*Challenge*. Omit the pictures from the entries below and retype everything else exactly.

*Supplied records*.
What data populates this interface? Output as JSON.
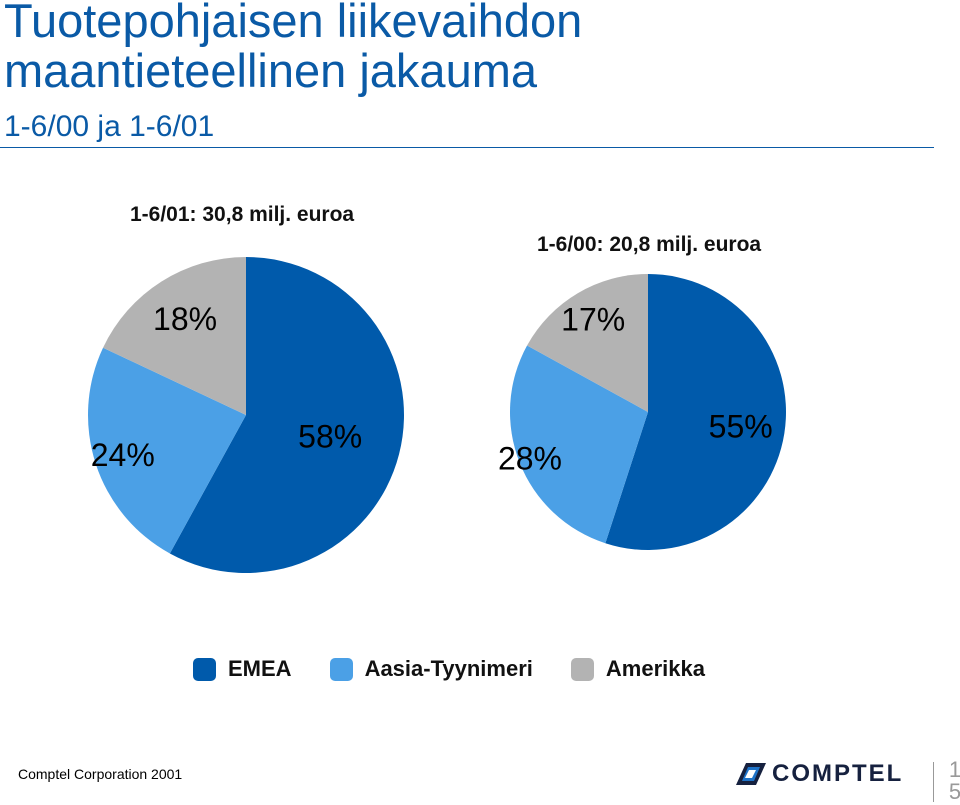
{
  "header": {
    "title_line1": "Tuotepohjaisen liikevaihdon",
    "title_line2": "maantieteellinen jakauma",
    "subtitle": "1-6/00 ja 1-6/01"
  },
  "colors": {
    "EMEA": "#005aab",
    "Aasia-Tyynimeri": "#4ba0e6",
    "Amerikka": "#b3b3b3",
    "title": "#0a5aa6"
  },
  "chart_data": [
    {
      "type": "pie",
      "title": "1-6/01: 30,8 milj. euroa",
      "categories": [
        "EMEA",
        "Aasia-Tyynimeri",
        "Amerikka"
      ],
      "values": [
        58,
        24,
        18
      ],
      "labels": [
        "58%",
        "24%",
        "18%"
      ]
    },
    {
      "type": "pie",
      "title": "1-6/00: 20,8 milj. euroa",
      "categories": [
        "EMEA",
        "Aasia-Tyynimeri",
        "Amerikka"
      ],
      "values": [
        55,
        28,
        17
      ],
      "labels": [
        "55%",
        "28%",
        "17%"
      ]
    }
  ],
  "legend": {
    "placement": "bottom",
    "items": [
      "EMEA",
      "Aasia-Tyynimeri",
      "Amerikka"
    ]
  },
  "footer": {
    "copyright": "Comptel Corporation 2001",
    "logo_text": "COMPTEL",
    "page_number": "15"
  }
}
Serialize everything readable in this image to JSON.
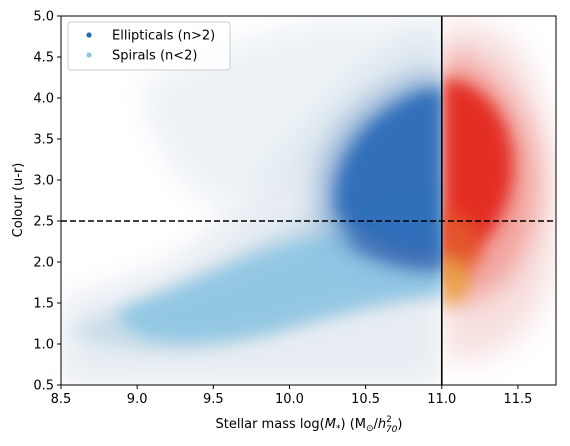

*Solution for this exercise*.
What data populates this interface? Output as JSON.
{
  "header": {
    "title_line1": "Tuotepohjaisen liikevaihdon",
    "title_line2": "maantieteellinen jakauma",
    "subtitle": "1-6/00 ja 1-6/01"
  },
  "colors": {
    "EMEA": "#005aab",
    "Aasia-Tyynimeri": "#4ba0e6",
    "Amerikka": "#b3b3b3",
    "title": "#0a5aa6"
  },
  "chart_data": [
    {
      "type": "pie",
      "title": "1-6/01: 30,8 milj. euroa",
      "categories": [
        "EMEA",
        "Aasia-Tyynimeri",
        "Amerikka"
      ],
      "values": [
        58,
        24,
        18
      ],
      "labels": [
        "58%",
        "24%",
        "18%"
      ]
    },
    {
      "type": "pie",
      "title": "1-6/00: 20,8 milj. euroa",
      "categories": [
        "EMEA",
        "Aasia-Tyynimeri",
        "Amerikka"
      ],
      "values": [
        55,
        28,
        17
      ],
      "labels": [
        "55%",
        "28%",
        "17%"
      ]
    }
  ],
  "legend": {
    "placement": "bottom",
    "items": [
      "EMEA",
      "Aasia-Tyynimeri",
      "Amerikka"
    ]
  },
  "footer": {
    "copyright": "Comptel Corporation 2001",
    "logo_text": "COMPTEL",
    "page_number": "15"
  }
}
Serialize everything readable in this image to JSON.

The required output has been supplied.